Collected data
===============
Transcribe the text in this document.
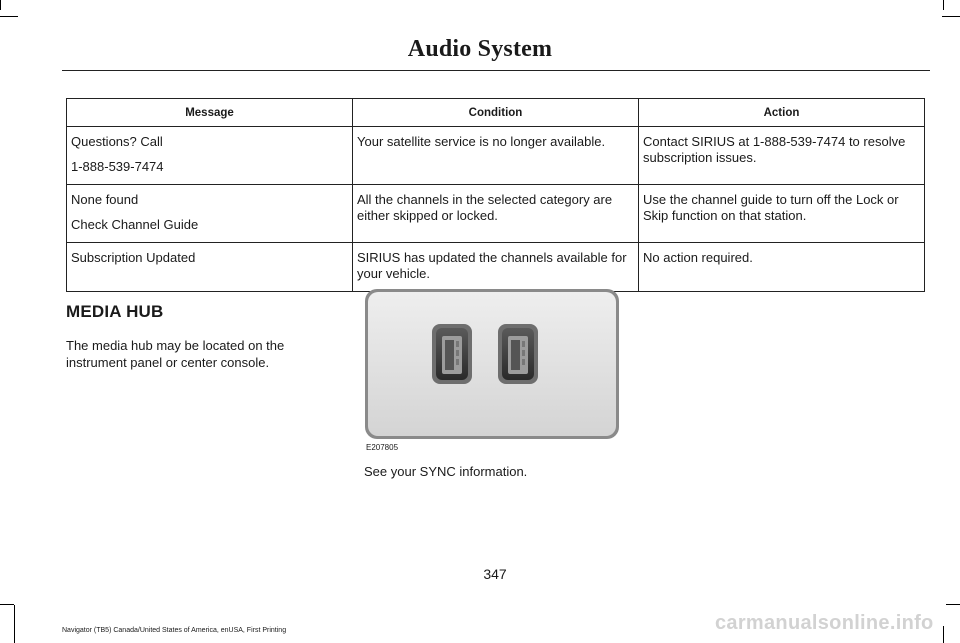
Audio System
Message	Condition	Action

Questions? Call

1-888-539-7474	Your satellite service is no longer available.	Contact SIRIUS at 1-888-539-7474 to resolve subscription issues.

None found

Check Channel Guide	All the channels in the selected category are either skipped or locked.	Use the channel guide to turn off the Lock or Skip function on that station.

Subscription Updated	SIRIUS has updated the channels available for your vehicle.	No action required.

MEDIA HUB

The media hub may be located on the instrument panel or center console.

E207805

See your SYNC information.

347
Navigator (TB5) Canada/United States of America, enUSA, First Printing	carmanualsonline.info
===============
Using the material above, report each line where "channels" occurs.

[Exercise output]
Check Channel Guide	All the channels in the selected category are either skipped or locked.	Use the channel guide to turn off the Lock or Skip function on that station.
Subscription Updated	SIRIUS has updated the channels available for your vehicle.	No action required.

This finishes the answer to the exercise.